Short exercise: For every line in the data below that contains "Update", copy the line.

Dataset excerpt:
= = =

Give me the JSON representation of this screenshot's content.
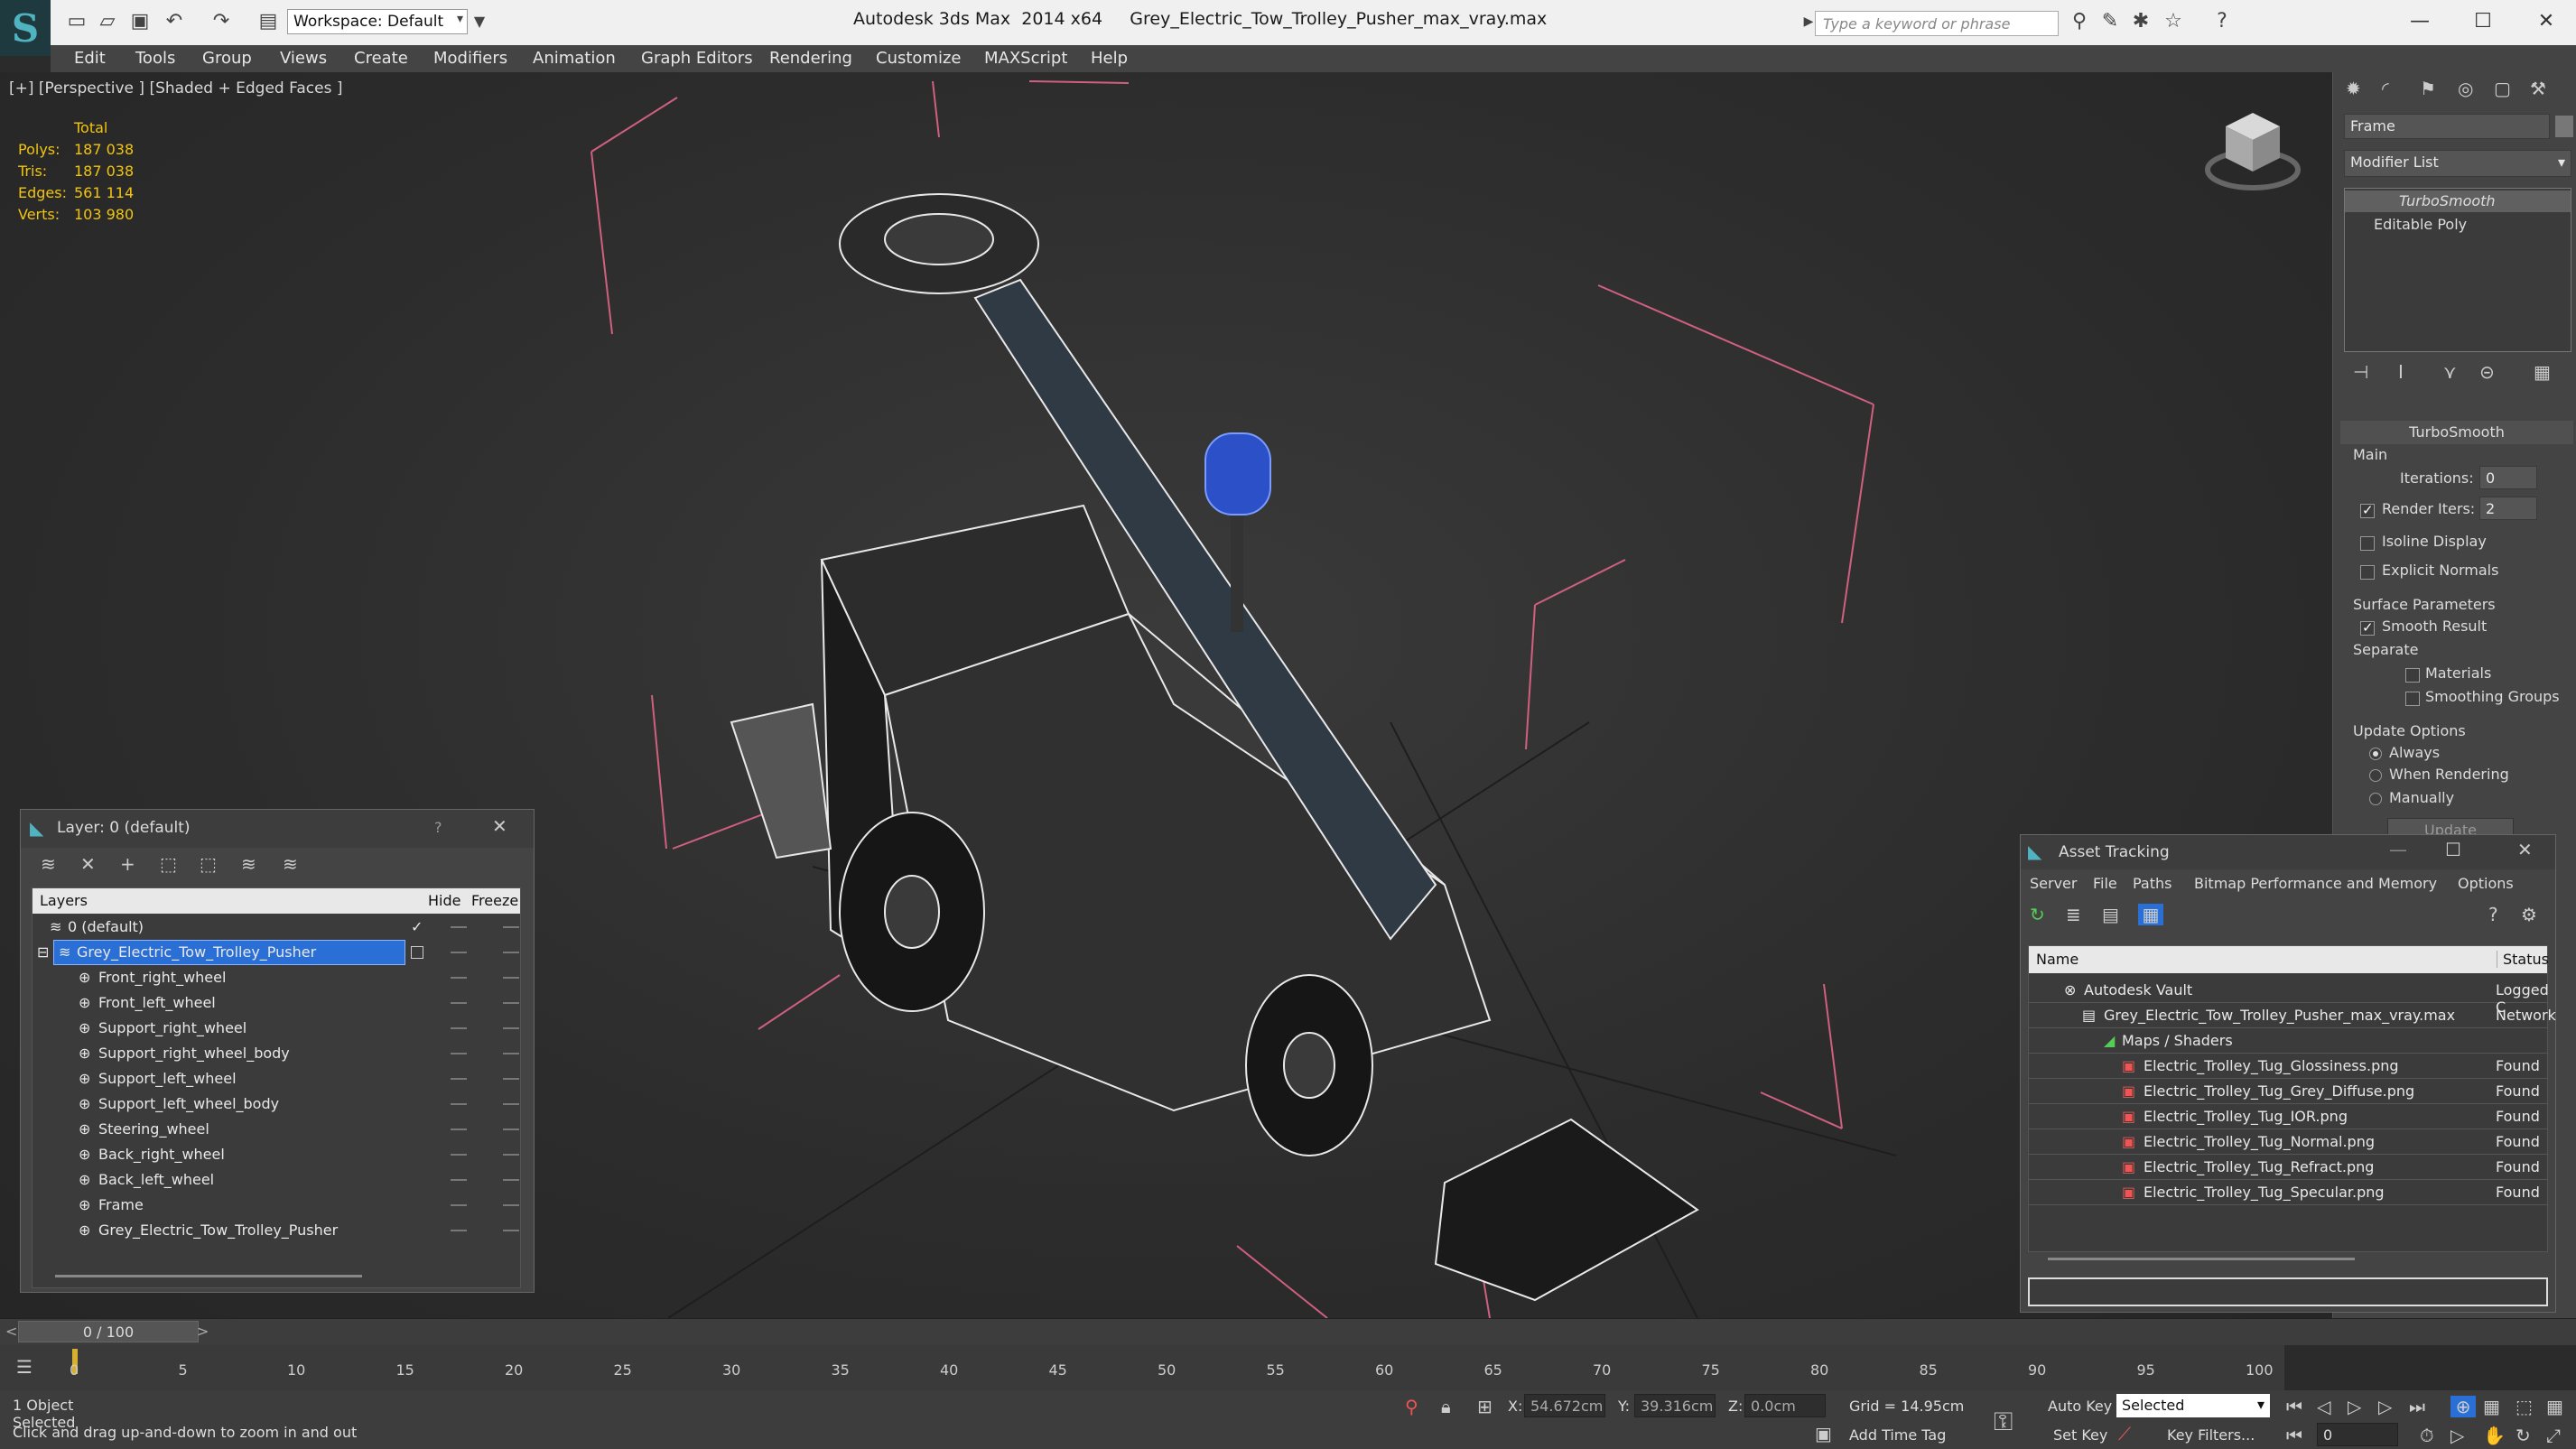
{
  "app": {
    "title": "Autodesk 3ds Max  2014 x64     Grey_Electric_Tow_Trolley_Pusher_max_vray.max",
    "workspace_label": "Workspace: Default",
    "search_placeholder": "Type a keyword or phrase"
  },
  "menu": [
    "Edit",
    "Tools",
    "Group",
    "Views",
    "Create",
    "Modifiers",
    "Animation",
    "Graph Editors",
    "Rendering",
    "Customize",
    "MAXScript",
    "Help"
  ],
  "viewport": {
    "label": "[+] [Perspective ] [Shaded + Edged Faces ]",
    "stats": {
      "header": "Total",
      "polys_label": "Polys:",
      "polys": "187 038",
      "tris_label": "Tris:",
      "tris": "187 038",
      "edges_label": "Edges:",
      "edges": "561 114",
      "verts_label": "Verts:",
      "verts": "103 980"
    }
  },
  "command_panel": {
    "object_name": "Frame",
    "modifier_list_label": "Modifier List",
    "stack": [
      "TurboSmooth",
      "Editable Poly"
    ],
    "rollout_title": "TurboSmooth",
    "main_label": "Main",
    "iterations_label": "Iterations:",
    "iterations": "0",
    "render_iters_label": "Render Iters:",
    "render_iters": "2",
    "isoline_label": "Isoline Display",
    "explicit_normals_label": "Explicit Normals",
    "surface_params_label": "Surface Parameters",
    "smooth_result_label": "Smooth Result",
    "separate_label": "Separate",
    "materials_label": "Materials",
    "smoothing_groups_label": "Smoothing Groups",
    "update_options_label": "Update Options",
    "always_label": "Always",
    "when_rendering_label": "When Rendering",
    "manually_label": "Manually",
    "update_button": "Update"
  },
  "layer_dialog": {
    "title": "Layer: 0 (default)",
    "help": "?",
    "col_layers": "Layers",
    "col_hide": "Hide",
    "col_freeze": "Freeze",
    "rows": [
      "0 (default)",
      "Grey_Electric_Tow_Trolley_Pusher",
      "Front_right_wheel",
      "Front_left_wheel",
      "Support_right_wheel",
      "Support_right_wheel_body",
      "Support_left_wheel",
      "Support_left_wheel_body",
      "Steering_wheel",
      "Back_right_wheel",
      "Back_left_wheel",
      "Frame",
      "Grey_Electric_Tow_Trolley_Pusher"
    ]
  },
  "asset_dialog": {
    "title": "Asset Tracking",
    "menu": [
      "Server",
      "File",
      "Paths",
      "Bitmap Performance and Memory",
      "Options"
    ],
    "col_name": "Name",
    "col_status": "Status",
    "rows": [
      {
        "name": "Autodesk Vault",
        "status": "Logged C"
      },
      {
        "name": "Grey_Electric_Tow_Trolley_Pusher_max_vray.max",
        "status": "Network"
      },
      {
        "name": "Maps / Shaders",
        "status": ""
      },
      {
        "name": "Electric_Trolley_Tug_Glossiness.png",
        "status": "Found"
      },
      {
        "name": "Electric_Trolley_Tug_Grey_Diffuse.png",
        "status": "Found"
      },
      {
        "name": "Electric_Trolley_Tug_IOR.png",
        "status": "Found"
      },
      {
        "name": "Electric_Trolley_Tug_Normal.png",
        "status": "Found"
      },
      {
        "name": "Electric_Trolley_Tug_Refract.png",
        "status": "Found"
      },
      {
        "name": "Electric_Trolley_Tug_Specular.png",
        "status": "Found"
      }
    ]
  },
  "timeline": {
    "frame_counter": "0 / 100",
    "ticks": [
      "0",
      "5",
      "10",
      "15",
      "20",
      "25",
      "30",
      "35",
      "40",
      "45",
      "50",
      "55",
      "60",
      "65",
      "70",
      "75",
      "80",
      "85",
      "90",
      "95",
      "100"
    ]
  },
  "status": {
    "selection": "1 Object Selected",
    "prompt": "Click and drag up-and-down to zoom in and out",
    "x_label": "X:",
    "x": "54.672cm",
    "y_label": "Y:",
    "y": "39.316cm",
    "z_label": "Z:",
    "z": "0.0cm",
    "grid": "Grid = 14.95cm",
    "add_time_tag": "Add Time Tag",
    "auto_key": "Auto Key",
    "set_key": "Set Key",
    "selected_option": "Selected",
    "key_filters": "Key Filters...",
    "current_frame": "0"
  }
}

= = =

Final answer:
    "update_options_label": "Update Options",
    "update_button": "Update"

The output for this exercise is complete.